JOB
Go through the listing and copy each line with the string "content".

SOURCE RECORDS
+++

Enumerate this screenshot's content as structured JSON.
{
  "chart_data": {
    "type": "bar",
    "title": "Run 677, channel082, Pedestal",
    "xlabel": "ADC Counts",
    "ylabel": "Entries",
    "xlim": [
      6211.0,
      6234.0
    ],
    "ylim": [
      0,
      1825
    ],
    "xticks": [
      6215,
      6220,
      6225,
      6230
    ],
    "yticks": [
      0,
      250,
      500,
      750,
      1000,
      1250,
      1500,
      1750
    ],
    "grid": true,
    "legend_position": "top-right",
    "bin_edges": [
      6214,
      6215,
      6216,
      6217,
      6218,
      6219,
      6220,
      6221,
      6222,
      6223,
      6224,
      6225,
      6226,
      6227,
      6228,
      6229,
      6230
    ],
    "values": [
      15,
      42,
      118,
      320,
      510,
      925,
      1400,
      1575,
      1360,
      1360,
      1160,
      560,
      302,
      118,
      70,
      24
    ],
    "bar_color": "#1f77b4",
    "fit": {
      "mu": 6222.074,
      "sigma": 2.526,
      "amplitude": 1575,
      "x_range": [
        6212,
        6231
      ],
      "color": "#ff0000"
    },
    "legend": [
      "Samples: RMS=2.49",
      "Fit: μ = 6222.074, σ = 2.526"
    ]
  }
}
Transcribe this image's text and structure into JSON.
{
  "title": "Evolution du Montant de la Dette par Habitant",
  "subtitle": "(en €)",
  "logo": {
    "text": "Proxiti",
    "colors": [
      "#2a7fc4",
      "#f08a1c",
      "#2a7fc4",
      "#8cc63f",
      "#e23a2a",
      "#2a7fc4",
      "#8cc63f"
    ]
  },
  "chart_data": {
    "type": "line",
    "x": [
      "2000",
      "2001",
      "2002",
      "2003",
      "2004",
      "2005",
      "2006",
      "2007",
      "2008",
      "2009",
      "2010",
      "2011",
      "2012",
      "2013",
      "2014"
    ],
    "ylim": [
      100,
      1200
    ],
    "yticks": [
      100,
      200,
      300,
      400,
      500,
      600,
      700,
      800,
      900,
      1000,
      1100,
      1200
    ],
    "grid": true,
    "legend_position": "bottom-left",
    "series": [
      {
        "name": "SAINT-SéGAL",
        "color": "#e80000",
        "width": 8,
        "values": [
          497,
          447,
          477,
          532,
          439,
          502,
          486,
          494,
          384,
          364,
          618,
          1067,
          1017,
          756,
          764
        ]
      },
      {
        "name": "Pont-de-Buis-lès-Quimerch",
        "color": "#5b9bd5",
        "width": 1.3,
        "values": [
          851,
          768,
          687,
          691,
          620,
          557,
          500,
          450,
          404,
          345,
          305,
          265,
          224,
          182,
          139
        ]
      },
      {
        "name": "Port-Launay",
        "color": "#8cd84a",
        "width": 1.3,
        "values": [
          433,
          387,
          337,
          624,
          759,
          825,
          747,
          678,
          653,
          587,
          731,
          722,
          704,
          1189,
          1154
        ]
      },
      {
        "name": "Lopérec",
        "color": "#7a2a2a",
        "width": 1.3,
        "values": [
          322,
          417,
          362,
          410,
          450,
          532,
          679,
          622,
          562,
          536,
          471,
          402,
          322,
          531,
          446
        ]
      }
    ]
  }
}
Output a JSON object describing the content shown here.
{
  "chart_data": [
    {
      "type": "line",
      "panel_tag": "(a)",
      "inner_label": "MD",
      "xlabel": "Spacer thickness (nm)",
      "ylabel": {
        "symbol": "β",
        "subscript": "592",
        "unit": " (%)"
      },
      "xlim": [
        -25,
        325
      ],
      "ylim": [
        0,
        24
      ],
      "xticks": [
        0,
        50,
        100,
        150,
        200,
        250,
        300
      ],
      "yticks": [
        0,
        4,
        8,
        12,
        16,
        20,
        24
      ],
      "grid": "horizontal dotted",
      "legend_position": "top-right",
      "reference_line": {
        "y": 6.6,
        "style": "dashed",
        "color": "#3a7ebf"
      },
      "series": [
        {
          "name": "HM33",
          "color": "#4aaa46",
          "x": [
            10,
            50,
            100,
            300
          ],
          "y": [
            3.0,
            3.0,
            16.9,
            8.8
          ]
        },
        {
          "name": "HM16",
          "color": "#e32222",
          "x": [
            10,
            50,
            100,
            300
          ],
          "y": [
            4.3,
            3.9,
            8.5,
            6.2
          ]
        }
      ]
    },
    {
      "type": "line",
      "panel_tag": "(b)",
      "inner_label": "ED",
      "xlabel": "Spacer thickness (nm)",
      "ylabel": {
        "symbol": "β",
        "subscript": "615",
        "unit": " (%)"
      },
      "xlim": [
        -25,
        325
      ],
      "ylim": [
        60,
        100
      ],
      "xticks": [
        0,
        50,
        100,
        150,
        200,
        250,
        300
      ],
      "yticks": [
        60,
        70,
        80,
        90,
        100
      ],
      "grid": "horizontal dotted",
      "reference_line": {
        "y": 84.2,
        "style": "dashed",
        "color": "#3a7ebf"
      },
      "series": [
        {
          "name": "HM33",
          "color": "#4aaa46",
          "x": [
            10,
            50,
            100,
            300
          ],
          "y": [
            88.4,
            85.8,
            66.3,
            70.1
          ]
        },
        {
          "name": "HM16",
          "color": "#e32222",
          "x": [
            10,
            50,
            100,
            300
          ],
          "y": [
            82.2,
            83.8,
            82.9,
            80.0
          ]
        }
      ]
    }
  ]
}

+++

WRITTEN SOLUTION
Enumerate this screenshot's content as structured JSON.
Output a JSON object describing the content shown here.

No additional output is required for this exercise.